━━ THE RECORDS ━━

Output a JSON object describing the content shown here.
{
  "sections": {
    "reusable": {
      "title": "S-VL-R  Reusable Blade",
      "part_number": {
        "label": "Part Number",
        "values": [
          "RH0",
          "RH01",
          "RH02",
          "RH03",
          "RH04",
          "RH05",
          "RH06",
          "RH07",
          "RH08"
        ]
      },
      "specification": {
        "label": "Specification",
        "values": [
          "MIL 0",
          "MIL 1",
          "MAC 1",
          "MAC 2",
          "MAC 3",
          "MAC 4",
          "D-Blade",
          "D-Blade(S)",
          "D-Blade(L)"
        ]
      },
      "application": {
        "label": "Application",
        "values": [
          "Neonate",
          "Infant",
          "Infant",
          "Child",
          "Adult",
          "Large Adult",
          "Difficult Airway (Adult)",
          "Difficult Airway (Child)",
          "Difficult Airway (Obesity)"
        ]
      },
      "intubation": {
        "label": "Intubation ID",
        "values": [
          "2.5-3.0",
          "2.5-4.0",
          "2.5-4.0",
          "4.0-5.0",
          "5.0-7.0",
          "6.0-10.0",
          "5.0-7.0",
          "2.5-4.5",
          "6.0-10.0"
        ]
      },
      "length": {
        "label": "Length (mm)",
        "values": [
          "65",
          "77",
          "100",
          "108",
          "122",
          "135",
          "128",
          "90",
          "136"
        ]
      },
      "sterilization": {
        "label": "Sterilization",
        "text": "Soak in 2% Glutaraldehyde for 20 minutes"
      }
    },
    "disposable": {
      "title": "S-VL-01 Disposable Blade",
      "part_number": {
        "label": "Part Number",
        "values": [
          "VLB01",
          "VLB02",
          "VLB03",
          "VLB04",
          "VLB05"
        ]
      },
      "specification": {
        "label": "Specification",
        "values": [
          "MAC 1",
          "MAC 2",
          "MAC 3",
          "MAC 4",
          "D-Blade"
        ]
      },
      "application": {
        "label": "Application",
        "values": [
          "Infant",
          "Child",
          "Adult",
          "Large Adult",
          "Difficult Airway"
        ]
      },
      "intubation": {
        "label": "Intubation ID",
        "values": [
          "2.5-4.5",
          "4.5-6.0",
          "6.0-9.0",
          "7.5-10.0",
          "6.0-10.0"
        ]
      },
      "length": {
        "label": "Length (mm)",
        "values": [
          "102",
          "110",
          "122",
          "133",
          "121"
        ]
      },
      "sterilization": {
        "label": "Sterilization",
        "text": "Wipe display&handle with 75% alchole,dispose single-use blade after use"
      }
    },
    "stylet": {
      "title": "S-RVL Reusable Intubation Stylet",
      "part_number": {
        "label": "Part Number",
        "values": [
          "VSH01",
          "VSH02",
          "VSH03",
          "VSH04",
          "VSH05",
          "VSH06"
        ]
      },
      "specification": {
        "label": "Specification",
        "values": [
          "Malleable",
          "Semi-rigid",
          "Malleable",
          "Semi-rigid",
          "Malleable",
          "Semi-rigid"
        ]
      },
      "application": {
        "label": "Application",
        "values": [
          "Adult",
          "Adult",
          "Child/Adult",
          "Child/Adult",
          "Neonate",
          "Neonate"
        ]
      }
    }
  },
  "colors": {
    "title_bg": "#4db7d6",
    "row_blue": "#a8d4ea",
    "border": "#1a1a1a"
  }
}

━━━

Recite the full listing above exactly.

Output a JSON object describing the content shown here.
{
  "sections": {
    "reusable": {
      "title": "S-VL-R  Reusable Blade",
      "part_number": {
        "label": "Part Number",
        "values": [
          "RH0",
          "RH01",
          "RH02",
          "RH03",
          "RH04",
          "RH05",
          "RH06",
          "RH07",
          "RH08"
        ]
      },
      "specification": {
        "label": "Specification",
        "values": [
          "MIL 0",
          "MIL 1",
          "MAC 1",
          "MAC 2",
          "MAC 3",
          "MAC 4",
          "D-Blade",
          "D-Blade(S)",
          "D-Blade(L)"
        ]
      },
      "application": {
        "label": "Application",
        "values": [
          "Neonate",
          "Infant",
          "Infant",
          "Child",
          "Adult",
          "Large Adult",
          "Difficult Airway (Adult)",
          "Difficult Airway (Child)",
          "Difficult Airway (Obesity)"
        ]
      },
      "intubation": {
        "label": "Intubation ID",
        "values": [
          "2.5-3.0",
          "2.5-4.0",
          "2.5-4.0",
          "4.0-5.0",
          "5.0-7.0",
          "6.0-10.0",
          "5.0-7.0",
          "2.5-4.5",
          "6.0-10.0"
        ]
      },
      "length": {
        "label": "Length (mm)",
        "values": [
          "65",
          "77",
          "100",
          "108",
          "122",
          "135",
          "128",
          "90",
          "136"
        ]
      },
      "sterilization": {
        "label": "Sterilization",
        "text": "Soak in 2% Glutaraldehyde for 20 minutes"
      }
    },
    "disposable": {
      "title": "S-VL-01 Disposable Blade",
      "part_number": {
        "label": "Part Number",
        "values": [
          "VLB01",
          "VLB02",
          "VLB03",
          "VLB04",
          "VLB05"
        ]
      },
      "specification": {
        "label": "Specification",
        "values": [
          "MAC 1",
          "MAC 2",
          "MAC 3",
          "MAC 4",
          "D-Blade"
        ]
      },
      "application": {
        "label": "Application",
        "values": [
          "Infant",
          "Child",
          "Adult",
          "Large Adult",
          "Difficult Airway"
        ]
      },
      "intubation": {
        "label": "Intubation ID",
        "values": [
          "2.5-4.5",
          "4.5-6.0",
          "6.0-9.0",
          "7.5-10.0",
          "6.0-10.0"
        ]
      },
      "length": {
        "label": "Length (mm)",
        "values": [
          "102",
          "110",
          "122",
          "133",
          "121"
        ]
      },
      "sterilization": {
        "label": "Sterilization",
        "text": "Wipe display&handle with 75% alchole,dispose single-use blade after use"
      }
    },
    "stylet": {
      "title": "S-RVL Reusable Intubation Stylet",
      "part_number": {
        "label": "Part Number",
        "values": [
          "VSH01",
          "VSH02",
          "VSH03",
          "VSH04",
          "VSH05",
          "VSH06"
        ]
      },
      "specification": {
        "label": "Specification",
        "values": [
          "Malleable",
          "Semi-rigid",
          "Malleable",
          "Semi-rigid",
          "Malleable",
          "Semi-rigid"
        ]
      },
      "application": {
        "label": "Application",
        "values": [
          "Adult",
          "Adult",
          "Child/Adult",
          "Child/Adult",
          "Neonate",
          "Neonate"
        ]
      }
    }
  },
  "colors": {
    "title_bg": "#4db7d6",
    "row_blue": "#a8d4ea",
    "border": "#1a1a1a"
  }
}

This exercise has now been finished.